**Collected data entries**
# # # # # # #
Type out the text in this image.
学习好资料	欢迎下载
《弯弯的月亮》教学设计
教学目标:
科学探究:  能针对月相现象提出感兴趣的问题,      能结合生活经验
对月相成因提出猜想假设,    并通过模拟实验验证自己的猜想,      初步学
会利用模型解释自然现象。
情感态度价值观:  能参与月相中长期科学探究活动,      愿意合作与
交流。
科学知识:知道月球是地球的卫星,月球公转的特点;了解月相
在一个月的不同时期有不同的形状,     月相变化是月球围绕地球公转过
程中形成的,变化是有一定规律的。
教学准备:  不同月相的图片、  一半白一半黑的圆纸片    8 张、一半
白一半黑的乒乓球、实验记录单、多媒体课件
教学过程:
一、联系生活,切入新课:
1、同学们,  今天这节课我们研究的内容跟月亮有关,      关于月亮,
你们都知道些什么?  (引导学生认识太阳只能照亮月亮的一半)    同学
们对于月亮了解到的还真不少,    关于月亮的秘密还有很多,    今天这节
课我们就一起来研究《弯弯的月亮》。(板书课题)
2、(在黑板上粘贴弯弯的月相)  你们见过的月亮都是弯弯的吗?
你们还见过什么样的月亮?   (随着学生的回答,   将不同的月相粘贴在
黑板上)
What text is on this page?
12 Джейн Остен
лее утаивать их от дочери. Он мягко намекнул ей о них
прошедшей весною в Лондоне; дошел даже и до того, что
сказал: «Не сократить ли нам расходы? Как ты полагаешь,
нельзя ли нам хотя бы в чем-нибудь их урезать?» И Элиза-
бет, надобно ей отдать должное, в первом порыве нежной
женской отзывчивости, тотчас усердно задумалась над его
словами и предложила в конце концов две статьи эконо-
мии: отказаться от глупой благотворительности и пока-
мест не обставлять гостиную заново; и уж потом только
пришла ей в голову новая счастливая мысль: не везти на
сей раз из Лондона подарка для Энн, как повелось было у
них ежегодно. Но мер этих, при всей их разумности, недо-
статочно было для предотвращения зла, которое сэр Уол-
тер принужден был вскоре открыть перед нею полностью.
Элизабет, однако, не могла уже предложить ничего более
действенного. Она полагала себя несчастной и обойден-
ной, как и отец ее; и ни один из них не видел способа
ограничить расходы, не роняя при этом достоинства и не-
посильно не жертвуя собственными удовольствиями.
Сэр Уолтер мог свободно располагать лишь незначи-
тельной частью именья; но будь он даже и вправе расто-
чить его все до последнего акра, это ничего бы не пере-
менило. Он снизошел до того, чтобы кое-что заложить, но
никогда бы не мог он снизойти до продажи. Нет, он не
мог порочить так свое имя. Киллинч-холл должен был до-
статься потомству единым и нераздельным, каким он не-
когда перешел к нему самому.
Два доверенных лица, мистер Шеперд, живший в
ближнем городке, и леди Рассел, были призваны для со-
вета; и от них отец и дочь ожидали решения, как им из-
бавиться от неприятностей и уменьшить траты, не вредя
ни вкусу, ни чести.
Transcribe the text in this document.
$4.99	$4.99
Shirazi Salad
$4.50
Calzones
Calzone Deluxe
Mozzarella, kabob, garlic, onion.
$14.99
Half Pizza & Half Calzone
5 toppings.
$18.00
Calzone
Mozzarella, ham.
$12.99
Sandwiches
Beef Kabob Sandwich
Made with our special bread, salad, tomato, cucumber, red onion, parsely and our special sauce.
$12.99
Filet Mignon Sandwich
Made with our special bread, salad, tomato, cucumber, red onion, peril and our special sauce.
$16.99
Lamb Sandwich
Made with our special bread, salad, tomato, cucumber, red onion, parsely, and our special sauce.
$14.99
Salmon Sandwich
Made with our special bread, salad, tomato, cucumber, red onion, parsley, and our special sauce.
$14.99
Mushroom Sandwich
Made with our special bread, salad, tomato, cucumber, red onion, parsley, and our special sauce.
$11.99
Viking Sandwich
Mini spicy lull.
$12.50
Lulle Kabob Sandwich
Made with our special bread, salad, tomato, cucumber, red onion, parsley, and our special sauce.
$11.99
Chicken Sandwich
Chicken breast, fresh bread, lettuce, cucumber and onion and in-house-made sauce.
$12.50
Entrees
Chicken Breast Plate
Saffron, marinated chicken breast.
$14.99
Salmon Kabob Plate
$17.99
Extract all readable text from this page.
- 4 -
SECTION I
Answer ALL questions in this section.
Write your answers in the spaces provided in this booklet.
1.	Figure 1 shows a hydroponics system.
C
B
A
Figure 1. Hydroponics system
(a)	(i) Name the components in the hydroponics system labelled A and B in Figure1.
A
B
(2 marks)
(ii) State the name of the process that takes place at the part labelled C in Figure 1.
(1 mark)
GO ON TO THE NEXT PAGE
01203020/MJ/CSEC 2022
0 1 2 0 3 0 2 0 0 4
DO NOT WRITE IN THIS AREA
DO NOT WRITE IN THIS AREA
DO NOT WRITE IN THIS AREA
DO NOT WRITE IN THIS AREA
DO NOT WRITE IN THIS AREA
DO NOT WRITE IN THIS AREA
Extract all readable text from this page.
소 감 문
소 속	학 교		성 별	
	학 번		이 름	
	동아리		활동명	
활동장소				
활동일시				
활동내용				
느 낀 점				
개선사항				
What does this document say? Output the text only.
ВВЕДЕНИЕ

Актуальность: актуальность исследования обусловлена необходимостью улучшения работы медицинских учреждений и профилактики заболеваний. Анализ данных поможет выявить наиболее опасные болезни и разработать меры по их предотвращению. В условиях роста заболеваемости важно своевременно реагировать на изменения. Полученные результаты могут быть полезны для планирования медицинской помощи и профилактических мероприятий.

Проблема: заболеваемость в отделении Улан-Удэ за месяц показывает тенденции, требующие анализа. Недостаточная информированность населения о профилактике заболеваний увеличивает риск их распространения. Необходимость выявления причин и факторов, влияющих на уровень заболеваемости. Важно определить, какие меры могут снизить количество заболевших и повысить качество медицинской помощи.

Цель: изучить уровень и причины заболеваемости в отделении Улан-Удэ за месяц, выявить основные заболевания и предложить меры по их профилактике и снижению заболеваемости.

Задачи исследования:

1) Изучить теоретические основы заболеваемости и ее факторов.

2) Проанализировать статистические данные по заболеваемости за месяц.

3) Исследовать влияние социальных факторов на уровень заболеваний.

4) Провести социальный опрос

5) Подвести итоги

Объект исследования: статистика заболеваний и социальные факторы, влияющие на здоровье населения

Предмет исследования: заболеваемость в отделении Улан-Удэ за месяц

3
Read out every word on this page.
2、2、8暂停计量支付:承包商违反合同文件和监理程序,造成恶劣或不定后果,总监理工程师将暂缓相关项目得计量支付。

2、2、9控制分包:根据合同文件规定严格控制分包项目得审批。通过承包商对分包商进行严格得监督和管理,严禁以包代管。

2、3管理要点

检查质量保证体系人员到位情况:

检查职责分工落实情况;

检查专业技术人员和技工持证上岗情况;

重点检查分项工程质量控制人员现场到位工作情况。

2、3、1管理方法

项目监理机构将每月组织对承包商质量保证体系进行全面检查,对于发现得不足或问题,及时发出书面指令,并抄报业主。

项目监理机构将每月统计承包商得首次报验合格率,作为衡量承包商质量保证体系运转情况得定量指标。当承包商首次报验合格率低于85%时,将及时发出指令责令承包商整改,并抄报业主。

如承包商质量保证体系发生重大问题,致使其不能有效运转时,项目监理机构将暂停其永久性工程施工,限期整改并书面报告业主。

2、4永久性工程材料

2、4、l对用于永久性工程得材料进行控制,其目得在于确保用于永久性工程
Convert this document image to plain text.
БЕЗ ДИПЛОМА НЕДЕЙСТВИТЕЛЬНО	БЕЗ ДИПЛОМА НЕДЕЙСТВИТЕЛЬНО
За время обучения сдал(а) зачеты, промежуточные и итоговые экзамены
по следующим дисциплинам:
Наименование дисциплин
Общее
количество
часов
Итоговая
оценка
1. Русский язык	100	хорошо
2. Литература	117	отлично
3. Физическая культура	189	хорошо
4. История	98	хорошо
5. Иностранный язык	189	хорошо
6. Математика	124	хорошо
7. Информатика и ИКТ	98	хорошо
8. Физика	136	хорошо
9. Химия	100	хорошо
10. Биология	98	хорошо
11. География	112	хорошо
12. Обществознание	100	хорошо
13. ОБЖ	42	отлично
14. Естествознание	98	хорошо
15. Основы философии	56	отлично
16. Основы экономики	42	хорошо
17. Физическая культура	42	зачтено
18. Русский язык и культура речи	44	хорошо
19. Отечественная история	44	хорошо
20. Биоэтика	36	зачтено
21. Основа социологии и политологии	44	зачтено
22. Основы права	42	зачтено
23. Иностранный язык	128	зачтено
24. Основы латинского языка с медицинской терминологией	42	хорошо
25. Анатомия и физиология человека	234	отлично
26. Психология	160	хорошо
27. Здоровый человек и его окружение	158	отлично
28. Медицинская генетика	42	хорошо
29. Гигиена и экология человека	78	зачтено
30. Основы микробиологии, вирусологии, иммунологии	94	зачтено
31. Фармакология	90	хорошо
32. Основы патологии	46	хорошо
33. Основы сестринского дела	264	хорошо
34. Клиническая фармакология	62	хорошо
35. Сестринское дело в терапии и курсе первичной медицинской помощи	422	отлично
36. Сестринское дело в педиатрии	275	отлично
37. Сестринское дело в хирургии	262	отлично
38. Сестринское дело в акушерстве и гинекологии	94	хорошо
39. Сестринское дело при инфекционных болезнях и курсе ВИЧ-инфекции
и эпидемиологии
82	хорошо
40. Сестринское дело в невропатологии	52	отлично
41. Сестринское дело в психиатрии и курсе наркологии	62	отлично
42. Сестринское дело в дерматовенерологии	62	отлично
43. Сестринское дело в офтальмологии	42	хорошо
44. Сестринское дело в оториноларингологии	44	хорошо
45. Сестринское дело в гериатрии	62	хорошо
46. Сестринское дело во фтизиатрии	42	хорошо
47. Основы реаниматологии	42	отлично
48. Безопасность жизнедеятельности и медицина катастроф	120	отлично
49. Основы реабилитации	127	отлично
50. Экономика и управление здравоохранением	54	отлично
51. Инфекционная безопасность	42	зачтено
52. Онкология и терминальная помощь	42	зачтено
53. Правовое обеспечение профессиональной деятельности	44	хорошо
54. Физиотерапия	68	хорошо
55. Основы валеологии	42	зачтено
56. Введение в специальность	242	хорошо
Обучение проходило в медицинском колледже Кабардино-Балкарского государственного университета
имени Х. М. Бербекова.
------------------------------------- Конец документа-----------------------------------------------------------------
# # # # # # #
**Required work**
Locate all lines that include the word "культура" and copy them out.

**Solution**
3. Физическая культура	189	хорошо
17. Физическая культура	42	зачтено
18. Русский язык и культура речи	44	хорошо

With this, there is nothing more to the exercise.